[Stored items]
---------------

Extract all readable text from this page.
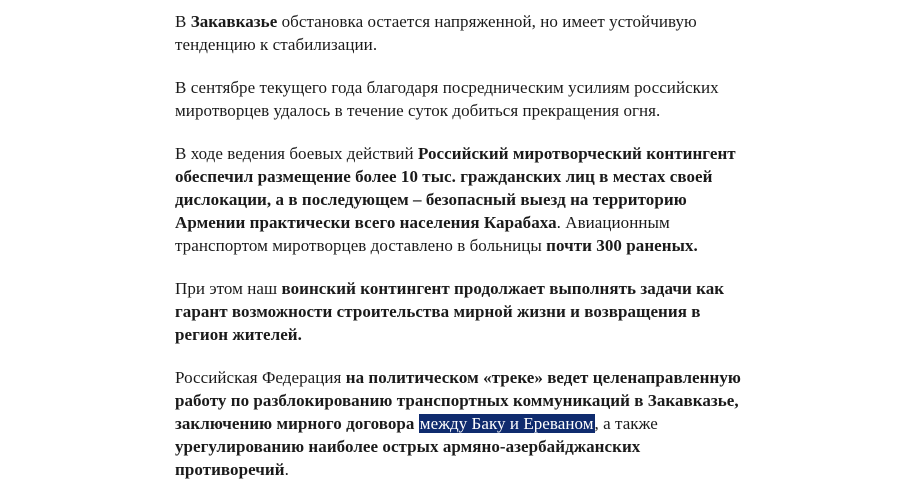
В Закавказье обстановка остается напряженной, но имеет устойчивую
тенденцию к стабилизации.

В сентябре текущего года благодаря посредническим усилиям российских
миротворцев удалось в течение суток добиться прекращения огня.

В ходе ведения боевых действий Российский миротворческий контингент
обеспечил размещение более 10 тыс. гражданских лиц в местах своей
дислокации, а в последующем – безопасный выезд на территорию
Армении практически всего населения Карабаха. Авиационным
транспортом миротворцев доставлено в больницы почти 300 раненых.

При этом наш воинский контингент продолжает выполнять задачи как
гарант возможности строительства мирной жизни и возвращения в
регион жителей.

Российская Федерация на политическом «треке» ведет целенаправленную
работу по разблокированию транспортных коммуникаций в Закавказье,
заключению мирного договора между Баку и Ереваном, а также
урегулированию наиболее острых армяно-азербайджанских
противоречий.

---------------

▸ **Challenge**
Write out all the entries word for word, but skip any images.

▸ **Answer to this task**
Extract all readable text from this page.
В Закавказье обстановка остается напряженной, но имеет устойчивую
тенденцию к стабилизации.

В сентябре текущего года благодаря посредническим усилиям российских
миротворцев удалось в течение суток добиться прекращения огня.

В ходе ведения боевых действий Российский миротворческий контингент
обеспечил размещение более 10 тыс. гражданских лиц в местах своей
дислокации, а в последующем – безопасный выезд на территорию
Армении практически всего населения Карабаха. Авиационным
транспортом миротворцев доставлено в больницы почти 300 раненых.

При этом наш воинский контингент продолжает выполнять задачи как
гарант возможности строительства мирной жизни и возвращения в
регион жителей.

Российская Федерация на политическом «треке» ведет целенаправленную
работу по разблокированию транспортных коммуникаций в Закавказье,
заключению мирного договора между Баку и Ереваном, а также
урегулированию наиболее острых армяно-азербайджанских
противоречий.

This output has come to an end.